**The task**: Reproduce every line of the data below word for word, leaving out the pictures.

**The data**:
- - - - -
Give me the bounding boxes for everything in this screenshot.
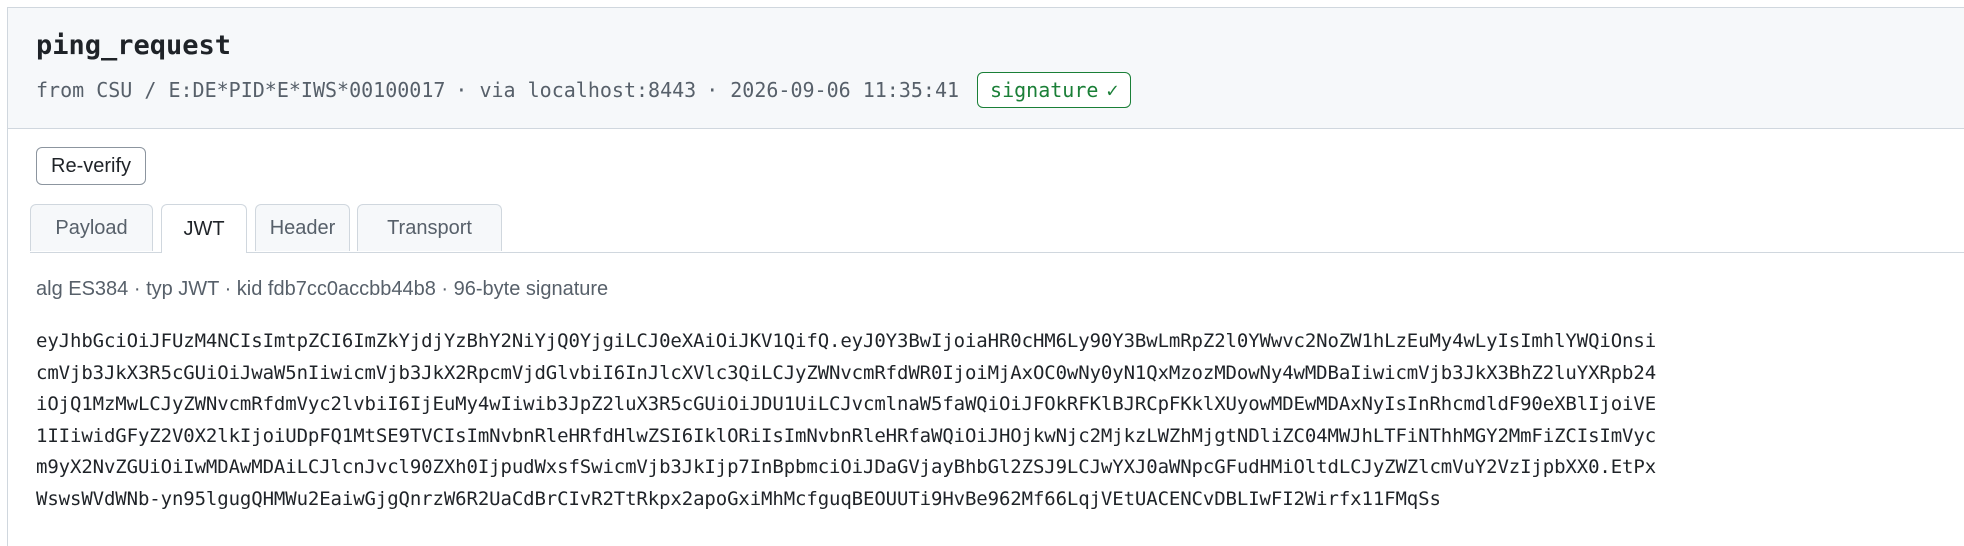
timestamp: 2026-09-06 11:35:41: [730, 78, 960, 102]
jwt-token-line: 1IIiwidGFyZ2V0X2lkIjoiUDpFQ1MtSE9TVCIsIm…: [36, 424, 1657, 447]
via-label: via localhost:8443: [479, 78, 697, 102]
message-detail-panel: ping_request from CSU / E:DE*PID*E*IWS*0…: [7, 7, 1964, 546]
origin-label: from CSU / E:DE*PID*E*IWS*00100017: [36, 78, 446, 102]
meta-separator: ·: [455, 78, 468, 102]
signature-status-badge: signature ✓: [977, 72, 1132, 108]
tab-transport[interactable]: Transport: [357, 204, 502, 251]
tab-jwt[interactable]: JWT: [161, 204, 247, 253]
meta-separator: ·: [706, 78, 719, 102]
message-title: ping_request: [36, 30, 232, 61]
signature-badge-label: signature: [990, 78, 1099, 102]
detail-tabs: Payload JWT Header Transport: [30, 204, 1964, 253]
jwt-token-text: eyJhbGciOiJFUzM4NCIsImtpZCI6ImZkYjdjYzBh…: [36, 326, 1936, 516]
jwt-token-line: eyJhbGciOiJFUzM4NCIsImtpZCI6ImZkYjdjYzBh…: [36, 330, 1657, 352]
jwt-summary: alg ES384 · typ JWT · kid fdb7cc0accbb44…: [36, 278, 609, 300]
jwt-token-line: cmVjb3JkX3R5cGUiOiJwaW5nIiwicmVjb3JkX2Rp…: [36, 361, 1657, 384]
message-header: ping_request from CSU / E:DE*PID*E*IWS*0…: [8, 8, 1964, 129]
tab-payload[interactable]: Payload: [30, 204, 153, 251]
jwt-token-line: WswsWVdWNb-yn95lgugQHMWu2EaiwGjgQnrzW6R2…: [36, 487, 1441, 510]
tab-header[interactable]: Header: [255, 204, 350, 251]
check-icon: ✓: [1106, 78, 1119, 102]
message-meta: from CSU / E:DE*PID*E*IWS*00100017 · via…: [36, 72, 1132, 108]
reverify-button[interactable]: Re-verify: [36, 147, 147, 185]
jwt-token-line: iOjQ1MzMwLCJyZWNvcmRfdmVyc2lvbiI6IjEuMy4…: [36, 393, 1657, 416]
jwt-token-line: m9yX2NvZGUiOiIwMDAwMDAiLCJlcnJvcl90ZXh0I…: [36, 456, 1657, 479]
- - - - -
**Reply**:
Give me the bounding boxes for everything in this screenshot.
timestamp: 2026-09-06 11:35:41: [730, 78, 960, 102]
jwt-token-line: 1IIiwidGFyZ2V0X2lkIjoiUDpFQ1MtSE9TVCIsIm…: [36, 424, 1657, 447]
via-label: via localhost:8443: [479, 78, 697, 102]
message-detail-panel: ping_request from CSU / E:DE*PID*E*IWS*0…: [7, 7, 1964, 546]
origin-label: from CSU / E:DE*PID*E*IWS*00100017: [36, 78, 446, 102]
meta-separator: ·: [455, 78, 468, 102]
signature-status-badge: signature ✓: [977, 72, 1132, 108]
tab-transport[interactable]: Transport: [357, 204, 502, 251]
tab-jwt[interactable]: JWT: [161, 204, 247, 253]
meta-separator: ·: [706, 78, 719, 102]
message-title: ping_request: [36, 30, 232, 61]
signature-badge-label: signature: [990, 78, 1099, 102]
detail-tabs: Payload JWT Header Transport: [30, 204, 1964, 253]
jwt-token-text: eyJhbGciOiJFUzM4NCIsImtpZCI6ImZkYjdjYzBh…: [36, 326, 1936, 516]
jwt-token-line: eyJhbGciOiJFUzM4NCIsImtpZCI6ImZkYjdjYzBh…: [36, 330, 1657, 352]
jwt-summary: alg ES384 · typ JWT · kid fdb7cc0accbb44…: [36, 278, 609, 300]
jwt-token-line: cmVjb3JkX3R5cGUiOiJwaW5nIiwicmVjb3JkX2Rp…: [36, 361, 1657, 384]
message-header: ping_request from CSU / E:DE*PID*E*IWS*0…: [8, 8, 1964, 129]
tab-payload[interactable]: Payload: [30, 204, 153, 251]
jwt-token-line: WswsWVdWNb-yn95lgugQHMWu2EaiwGjgQnrzW6R2…: [36, 487, 1441, 510]
tab-header[interactable]: Header: [255, 204, 350, 251]
check-icon: ✓: [1106, 78, 1119, 102]
message-meta: from CSU / E:DE*PID*E*IWS*00100017 · via…: [36, 72, 1132, 108]
reverify-button[interactable]: Re-verify: [36, 147, 147, 185]
jwt-token-line: iOjQ1MzMwLCJyZWNvcmRfdmVyc2lvbiI6IjEuMy4…: [36, 393, 1657, 416]
jwt-token-line: m9yX2NvZGUiOiIwMDAwMDAiLCJlcnJvcl90ZXh0I…: [36, 456, 1657, 479]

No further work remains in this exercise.